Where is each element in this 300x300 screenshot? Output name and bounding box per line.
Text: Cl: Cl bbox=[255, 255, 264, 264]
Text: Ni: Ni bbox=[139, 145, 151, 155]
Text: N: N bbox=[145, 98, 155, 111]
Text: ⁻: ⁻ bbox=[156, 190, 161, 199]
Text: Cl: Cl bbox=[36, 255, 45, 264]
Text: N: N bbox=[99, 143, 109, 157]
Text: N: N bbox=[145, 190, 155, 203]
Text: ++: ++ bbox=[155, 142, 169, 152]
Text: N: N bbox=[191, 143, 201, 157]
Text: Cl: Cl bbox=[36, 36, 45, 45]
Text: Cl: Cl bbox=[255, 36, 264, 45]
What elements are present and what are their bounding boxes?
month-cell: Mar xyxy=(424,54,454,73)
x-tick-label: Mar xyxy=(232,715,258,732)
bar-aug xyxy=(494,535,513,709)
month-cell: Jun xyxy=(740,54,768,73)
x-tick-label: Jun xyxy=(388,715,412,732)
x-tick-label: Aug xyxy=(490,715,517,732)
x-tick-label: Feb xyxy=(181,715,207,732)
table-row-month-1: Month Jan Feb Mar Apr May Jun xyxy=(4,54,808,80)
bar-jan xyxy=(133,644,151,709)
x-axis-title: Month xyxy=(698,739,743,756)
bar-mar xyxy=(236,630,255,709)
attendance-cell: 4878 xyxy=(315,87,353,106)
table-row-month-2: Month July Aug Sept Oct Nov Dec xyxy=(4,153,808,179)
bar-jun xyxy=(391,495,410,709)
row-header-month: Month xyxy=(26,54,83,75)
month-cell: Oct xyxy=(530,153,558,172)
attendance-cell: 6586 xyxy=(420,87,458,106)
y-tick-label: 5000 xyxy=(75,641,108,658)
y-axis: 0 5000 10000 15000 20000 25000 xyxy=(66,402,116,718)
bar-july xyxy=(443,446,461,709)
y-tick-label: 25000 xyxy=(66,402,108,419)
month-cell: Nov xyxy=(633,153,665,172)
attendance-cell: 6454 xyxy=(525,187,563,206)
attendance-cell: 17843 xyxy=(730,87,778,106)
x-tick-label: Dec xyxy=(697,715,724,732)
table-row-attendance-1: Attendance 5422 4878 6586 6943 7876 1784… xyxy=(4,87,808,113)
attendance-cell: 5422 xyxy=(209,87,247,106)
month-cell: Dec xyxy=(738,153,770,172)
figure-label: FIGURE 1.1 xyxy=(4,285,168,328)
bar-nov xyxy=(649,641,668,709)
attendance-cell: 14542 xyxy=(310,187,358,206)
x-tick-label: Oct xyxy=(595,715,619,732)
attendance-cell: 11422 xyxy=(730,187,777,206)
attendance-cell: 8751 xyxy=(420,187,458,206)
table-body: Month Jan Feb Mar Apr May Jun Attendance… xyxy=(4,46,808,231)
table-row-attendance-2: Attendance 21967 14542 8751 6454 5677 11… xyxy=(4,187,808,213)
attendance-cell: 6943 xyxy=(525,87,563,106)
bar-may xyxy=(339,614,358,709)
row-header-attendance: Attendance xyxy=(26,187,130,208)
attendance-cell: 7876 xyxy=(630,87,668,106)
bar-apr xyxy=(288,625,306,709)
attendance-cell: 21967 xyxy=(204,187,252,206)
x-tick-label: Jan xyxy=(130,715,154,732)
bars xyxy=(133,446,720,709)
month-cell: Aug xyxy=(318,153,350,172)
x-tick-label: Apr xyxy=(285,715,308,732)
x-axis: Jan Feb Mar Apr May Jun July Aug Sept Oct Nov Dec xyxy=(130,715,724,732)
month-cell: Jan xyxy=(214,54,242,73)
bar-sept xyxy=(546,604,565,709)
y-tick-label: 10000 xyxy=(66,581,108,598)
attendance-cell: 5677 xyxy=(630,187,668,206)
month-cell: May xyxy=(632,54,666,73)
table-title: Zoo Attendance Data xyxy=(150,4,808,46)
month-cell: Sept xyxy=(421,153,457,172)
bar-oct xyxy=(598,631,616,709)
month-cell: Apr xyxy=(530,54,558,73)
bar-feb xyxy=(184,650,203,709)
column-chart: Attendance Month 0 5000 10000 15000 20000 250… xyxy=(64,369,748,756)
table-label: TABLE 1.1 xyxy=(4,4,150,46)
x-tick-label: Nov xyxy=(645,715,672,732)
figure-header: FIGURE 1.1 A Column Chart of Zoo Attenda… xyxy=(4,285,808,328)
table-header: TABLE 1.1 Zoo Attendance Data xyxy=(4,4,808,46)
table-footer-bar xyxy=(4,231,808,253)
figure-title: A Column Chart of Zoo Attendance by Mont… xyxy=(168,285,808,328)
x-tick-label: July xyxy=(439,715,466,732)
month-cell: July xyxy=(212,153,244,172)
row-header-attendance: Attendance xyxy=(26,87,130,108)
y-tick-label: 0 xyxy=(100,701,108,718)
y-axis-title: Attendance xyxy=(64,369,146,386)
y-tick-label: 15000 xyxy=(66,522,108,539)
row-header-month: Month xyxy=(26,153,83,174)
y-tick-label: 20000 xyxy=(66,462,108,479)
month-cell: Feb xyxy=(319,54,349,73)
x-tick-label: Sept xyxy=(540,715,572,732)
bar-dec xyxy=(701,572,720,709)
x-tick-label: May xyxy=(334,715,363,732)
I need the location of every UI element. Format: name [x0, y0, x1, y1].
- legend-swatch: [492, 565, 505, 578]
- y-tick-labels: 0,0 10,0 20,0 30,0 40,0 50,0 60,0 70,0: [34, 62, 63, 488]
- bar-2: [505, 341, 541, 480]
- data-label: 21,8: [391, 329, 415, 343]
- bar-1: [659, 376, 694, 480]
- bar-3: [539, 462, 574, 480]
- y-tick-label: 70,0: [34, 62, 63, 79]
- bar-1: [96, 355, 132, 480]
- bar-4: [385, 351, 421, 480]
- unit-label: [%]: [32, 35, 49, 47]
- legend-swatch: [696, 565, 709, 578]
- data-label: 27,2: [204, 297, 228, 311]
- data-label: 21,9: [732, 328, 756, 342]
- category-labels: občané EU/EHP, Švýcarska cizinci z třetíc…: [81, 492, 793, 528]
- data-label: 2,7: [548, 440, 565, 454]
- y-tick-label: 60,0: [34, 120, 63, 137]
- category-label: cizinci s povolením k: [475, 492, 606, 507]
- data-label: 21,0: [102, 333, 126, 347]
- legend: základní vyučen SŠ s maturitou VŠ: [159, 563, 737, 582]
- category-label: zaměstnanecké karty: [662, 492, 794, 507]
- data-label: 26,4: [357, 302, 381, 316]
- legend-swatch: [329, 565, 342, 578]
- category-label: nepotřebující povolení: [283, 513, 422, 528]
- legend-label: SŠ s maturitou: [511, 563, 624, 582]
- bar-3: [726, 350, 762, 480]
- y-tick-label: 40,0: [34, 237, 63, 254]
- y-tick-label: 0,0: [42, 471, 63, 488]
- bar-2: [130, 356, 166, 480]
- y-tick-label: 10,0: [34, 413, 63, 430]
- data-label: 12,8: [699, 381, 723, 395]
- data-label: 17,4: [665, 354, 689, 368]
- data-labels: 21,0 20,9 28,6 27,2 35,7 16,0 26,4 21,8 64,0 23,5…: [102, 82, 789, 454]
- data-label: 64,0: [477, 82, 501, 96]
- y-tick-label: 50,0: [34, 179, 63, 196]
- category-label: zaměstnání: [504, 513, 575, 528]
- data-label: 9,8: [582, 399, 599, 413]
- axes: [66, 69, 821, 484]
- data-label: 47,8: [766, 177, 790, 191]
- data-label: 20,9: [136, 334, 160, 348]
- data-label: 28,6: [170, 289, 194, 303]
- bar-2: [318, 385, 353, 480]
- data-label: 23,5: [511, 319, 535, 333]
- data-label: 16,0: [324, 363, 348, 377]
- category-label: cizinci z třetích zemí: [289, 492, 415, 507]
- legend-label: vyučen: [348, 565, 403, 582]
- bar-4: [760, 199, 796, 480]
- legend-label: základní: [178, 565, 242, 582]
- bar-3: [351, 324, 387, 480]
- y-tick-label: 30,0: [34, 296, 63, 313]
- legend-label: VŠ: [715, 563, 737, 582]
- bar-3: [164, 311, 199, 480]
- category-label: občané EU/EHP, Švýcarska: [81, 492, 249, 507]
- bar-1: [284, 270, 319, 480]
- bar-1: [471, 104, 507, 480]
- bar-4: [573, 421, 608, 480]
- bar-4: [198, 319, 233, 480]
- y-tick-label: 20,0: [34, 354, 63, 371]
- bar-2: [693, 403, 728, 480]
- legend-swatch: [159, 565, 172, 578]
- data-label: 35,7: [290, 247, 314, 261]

____________________

WHAT THE TASK ASKS:
Reproduce, without any change, the rows from the first one through the line containing "y-tick-label: 5000 xyxy=(75,641,108,658)", inclusive.

SOLVED EXERCISE:
Where is each element in this 300x300 screenshot? Output name and bounding box per line.
Text: Cl: Cl bbox=[255, 255, 264, 264]
Text: Ni: Ni bbox=[139, 145, 151, 155]
Text: N: N bbox=[145, 98, 155, 111]
Text: ⁻: ⁻ bbox=[156, 190, 161, 199]
Text: Cl: Cl bbox=[36, 255, 45, 264]
Text: N: N bbox=[99, 143, 109, 157]
Text: N: N bbox=[145, 190, 155, 203]
Text: ++: ++ bbox=[155, 142, 169, 152]
Text: N: N bbox=[191, 143, 201, 157]
Text: Cl: Cl bbox=[36, 36, 45, 45]
Text: Cl: Cl bbox=[255, 36, 264, 45]
What elements are present and what are their bounding boxes?
month-cell: Mar xyxy=(424,54,454,73)
x-tick-label: Mar xyxy=(232,715,258,732)
bar-aug xyxy=(494,535,513,709)
month-cell: Jun xyxy=(740,54,768,73)
x-tick-label: Jun xyxy=(388,715,412,732)
x-tick-label: Aug xyxy=(490,715,517,732)
x-tick-label: Feb xyxy=(181,715,207,732)
table-row-month-1: Month Jan Feb Mar Apr May Jun xyxy=(4,54,808,80)
bar-jan xyxy=(133,644,151,709)
x-axis-title: Month xyxy=(698,739,743,756)
bar-mar xyxy=(236,630,255,709)
attendance-cell: 4878 xyxy=(315,87,353,106)
table-row-month-2: Month July Aug Sept Oct Nov Dec xyxy=(4,153,808,179)
bar-jun xyxy=(391,495,410,709)
row-header-month: Month xyxy=(26,54,83,75)
month-cell: Oct xyxy=(530,153,558,172)
attendance-cell: 6586 xyxy=(420,87,458,106)
y-tick-label: 5000 xyxy=(75,641,108,658)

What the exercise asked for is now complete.